--- What the task asks ---
Each record that follows should be repeated exactly, minus any images.

- - - -

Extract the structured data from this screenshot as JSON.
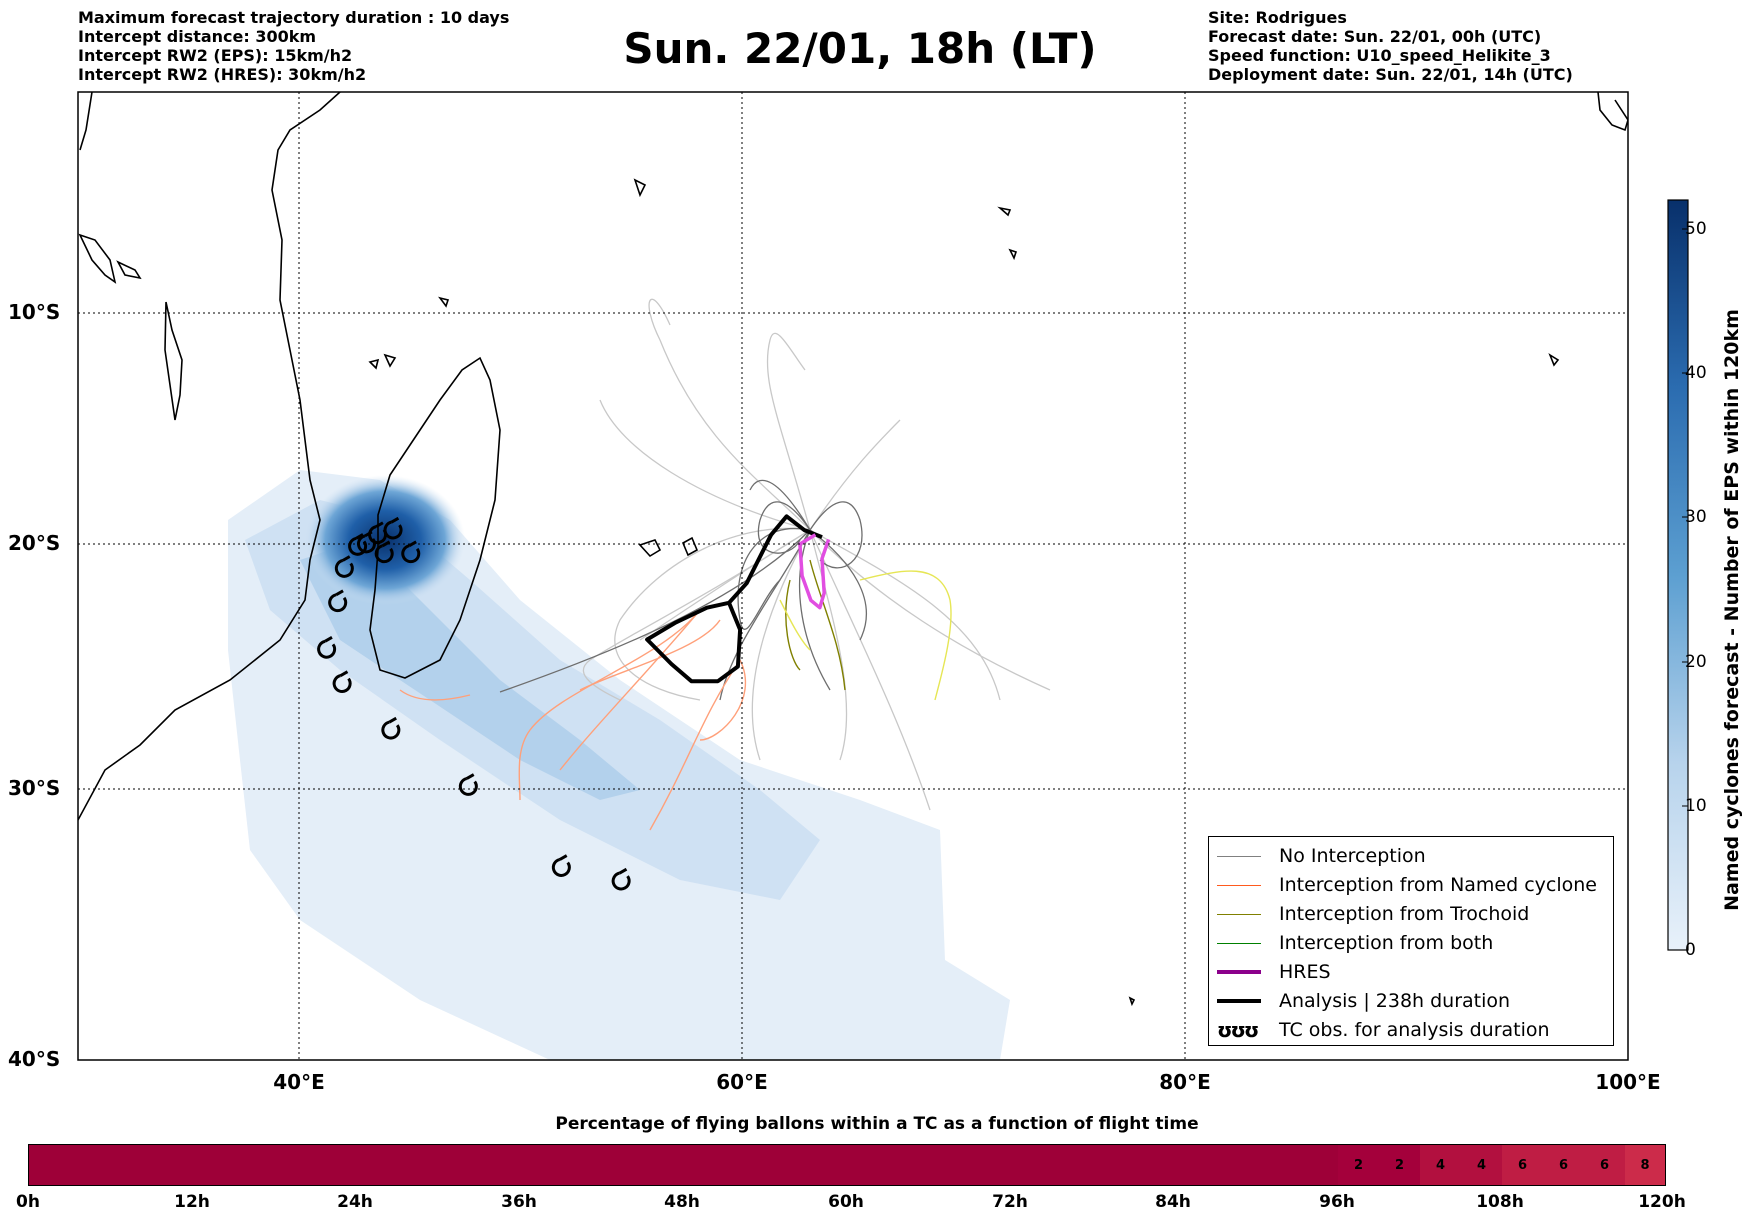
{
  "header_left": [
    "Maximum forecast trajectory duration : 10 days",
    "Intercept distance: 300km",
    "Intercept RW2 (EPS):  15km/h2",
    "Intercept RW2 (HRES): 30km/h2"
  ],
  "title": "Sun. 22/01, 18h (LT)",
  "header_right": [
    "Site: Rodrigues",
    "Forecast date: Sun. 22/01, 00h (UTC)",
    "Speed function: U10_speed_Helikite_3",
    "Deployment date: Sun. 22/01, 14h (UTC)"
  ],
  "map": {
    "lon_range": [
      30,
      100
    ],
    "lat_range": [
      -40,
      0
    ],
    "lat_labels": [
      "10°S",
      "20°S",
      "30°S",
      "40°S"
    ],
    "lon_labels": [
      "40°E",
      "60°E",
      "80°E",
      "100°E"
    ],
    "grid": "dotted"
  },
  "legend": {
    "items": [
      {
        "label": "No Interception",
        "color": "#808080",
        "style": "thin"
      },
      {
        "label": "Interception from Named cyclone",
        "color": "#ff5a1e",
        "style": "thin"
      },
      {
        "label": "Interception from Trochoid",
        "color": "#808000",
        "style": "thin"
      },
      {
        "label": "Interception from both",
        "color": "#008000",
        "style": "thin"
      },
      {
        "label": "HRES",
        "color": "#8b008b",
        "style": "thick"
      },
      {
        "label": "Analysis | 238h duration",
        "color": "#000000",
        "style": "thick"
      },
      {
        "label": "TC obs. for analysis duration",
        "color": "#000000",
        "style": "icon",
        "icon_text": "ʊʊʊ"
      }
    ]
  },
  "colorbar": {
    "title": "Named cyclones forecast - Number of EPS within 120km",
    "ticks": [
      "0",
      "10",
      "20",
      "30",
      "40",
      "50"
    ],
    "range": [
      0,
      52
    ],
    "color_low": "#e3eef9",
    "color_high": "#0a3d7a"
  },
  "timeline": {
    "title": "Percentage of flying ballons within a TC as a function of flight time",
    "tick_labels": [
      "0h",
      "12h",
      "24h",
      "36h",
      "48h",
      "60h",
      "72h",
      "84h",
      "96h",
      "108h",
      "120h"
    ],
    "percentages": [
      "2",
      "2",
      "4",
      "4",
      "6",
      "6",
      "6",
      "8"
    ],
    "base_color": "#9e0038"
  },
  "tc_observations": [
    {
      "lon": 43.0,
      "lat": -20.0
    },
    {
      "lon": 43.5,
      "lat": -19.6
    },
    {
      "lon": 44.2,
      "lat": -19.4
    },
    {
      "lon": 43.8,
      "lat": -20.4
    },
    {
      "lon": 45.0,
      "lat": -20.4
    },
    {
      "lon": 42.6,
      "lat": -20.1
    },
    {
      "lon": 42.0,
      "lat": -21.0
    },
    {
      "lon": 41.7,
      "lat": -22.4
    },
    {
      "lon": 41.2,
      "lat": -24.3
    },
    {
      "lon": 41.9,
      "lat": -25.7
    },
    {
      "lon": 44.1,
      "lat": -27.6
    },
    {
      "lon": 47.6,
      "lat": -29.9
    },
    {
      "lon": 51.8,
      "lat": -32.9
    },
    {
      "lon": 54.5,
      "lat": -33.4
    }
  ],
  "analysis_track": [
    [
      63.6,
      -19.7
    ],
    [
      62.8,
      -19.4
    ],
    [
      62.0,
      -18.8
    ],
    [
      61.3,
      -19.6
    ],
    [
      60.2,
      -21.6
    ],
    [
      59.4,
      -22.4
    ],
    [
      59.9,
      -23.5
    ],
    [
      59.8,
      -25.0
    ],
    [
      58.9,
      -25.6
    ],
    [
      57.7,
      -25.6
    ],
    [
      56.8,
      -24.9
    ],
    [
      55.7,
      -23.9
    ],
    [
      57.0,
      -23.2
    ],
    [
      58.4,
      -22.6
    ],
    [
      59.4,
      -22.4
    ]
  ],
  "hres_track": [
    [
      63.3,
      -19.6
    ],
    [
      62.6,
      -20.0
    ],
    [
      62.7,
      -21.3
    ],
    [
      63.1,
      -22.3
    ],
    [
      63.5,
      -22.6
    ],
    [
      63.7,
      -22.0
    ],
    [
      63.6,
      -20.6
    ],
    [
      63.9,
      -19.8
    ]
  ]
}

- - - -

--- Final answer ---
Extract the structured data from this screenshot as JSON.
{
  "header_left": [
    "Maximum forecast trajectory duration : 10 days",
    "Intercept distance: 300km",
    "Intercept RW2 (EPS):  15km/h2",
    "Intercept RW2 (HRES): 30km/h2"
  ],
  "title": "Sun. 22/01, 18h (LT)",
  "header_right": [
    "Site: Rodrigues",
    "Forecast date: Sun. 22/01, 00h (UTC)",
    "Speed function: U10_speed_Helikite_3",
    "Deployment date: Sun. 22/01, 14h (UTC)"
  ],
  "map": {
    "lon_range": [
      30,
      100
    ],
    "lat_range": [
      -40,
      0
    ],
    "lat_labels": [
      "10°S",
      "20°S",
      "30°S",
      "40°S"
    ],
    "lon_labels": [
      "40°E",
      "60°E",
      "80°E",
      "100°E"
    ],
    "grid": "dotted"
  },
  "legend": {
    "items": [
      {
        "label": "No Interception",
        "color": "#808080",
        "style": "thin"
      },
      {
        "label": "Interception from Named cyclone",
        "color": "#ff5a1e",
        "style": "thin"
      },
      {
        "label": "Interception from Trochoid",
        "color": "#808000",
        "style": "thin"
      },
      {
        "label": "Interception from both",
        "color": "#008000",
        "style": "thin"
      },
      {
        "label": "HRES",
        "color": "#8b008b",
        "style": "thick"
      },
      {
        "label": "Analysis | 238h duration",
        "color": "#000000",
        "style": "thick"
      },
      {
        "label": "TC obs. for analysis duration",
        "color": "#000000",
        "style": "icon",
        "icon_text": "ʊʊʊ"
      }
    ]
  },
  "colorbar": {
    "title": "Named cyclones forecast - Number of EPS within 120km",
    "ticks": [
      "0",
      "10",
      "20",
      "30",
      "40",
      "50"
    ],
    "range": [
      0,
      52
    ],
    "color_low": "#e3eef9",
    "color_high": "#0a3d7a"
  },
  "timeline": {
    "title": "Percentage of flying ballons within a TC as a function of flight time",
    "tick_labels": [
      "0h",
      "12h",
      "24h",
      "36h",
      "48h",
      "60h",
      "72h",
      "84h",
      "96h",
      "108h",
      "120h"
    ],
    "percentages": [
      "2",
      "2",
      "4",
      "4",
      "6",
      "6",
      "6",
      "8"
    ],
    "base_color": "#9e0038"
  },
  "tc_observations": [
    {
      "lon": 43.0,
      "lat": -20.0
    },
    {
      "lon": 43.5,
      "lat": -19.6
    },
    {
      "lon": 44.2,
      "lat": -19.4
    },
    {
      "lon": 43.8,
      "lat": -20.4
    },
    {
      "lon": 45.0,
      "lat": -20.4
    },
    {
      "lon": 42.6,
      "lat": -20.1
    },
    {
      "lon": 42.0,
      "lat": -21.0
    },
    {
      "lon": 41.7,
      "lat": -22.4
    },
    {
      "lon": 41.2,
      "lat": -24.3
    },
    {
      "lon": 41.9,
      "lat": -25.7
    },
    {
      "lon": 44.1,
      "lat": -27.6
    },
    {
      "lon": 47.6,
      "lat": -29.9
    },
    {
      "lon": 51.8,
      "lat": -32.9
    },
    {
      "lon": 54.5,
      "lat": -33.4
    }
  ],
  "analysis_track": [
    [
      63.6,
      -19.7
    ],
    [
      62.8,
      -19.4
    ],
    [
      62.0,
      -18.8
    ],
    [
      61.3,
      -19.6
    ],
    [
      60.2,
      -21.6
    ],
    [
      59.4,
      -22.4
    ],
    [
      59.9,
      -23.5
    ],
    [
      59.8,
      -25.0
    ],
    [
      58.9,
      -25.6
    ],
    [
      57.7,
      -25.6
    ],
    [
      56.8,
      -24.9
    ],
    [
      55.7,
      -23.9
    ],
    [
      57.0,
      -23.2
    ],
    [
      58.4,
      -22.6
    ],
    [
      59.4,
      -22.4
    ]
  ],
  "hres_track": [
    [
      63.3,
      -19.6
    ],
    [
      62.6,
      -20.0
    ],
    [
      62.7,
      -21.3
    ],
    [
      63.1,
      -22.3
    ],
    [
      63.5,
      -22.6
    ],
    [
      63.7,
      -22.0
    ],
    [
      63.6,
      -20.6
    ],
    [
      63.9,
      -19.8
    ]
  ]
}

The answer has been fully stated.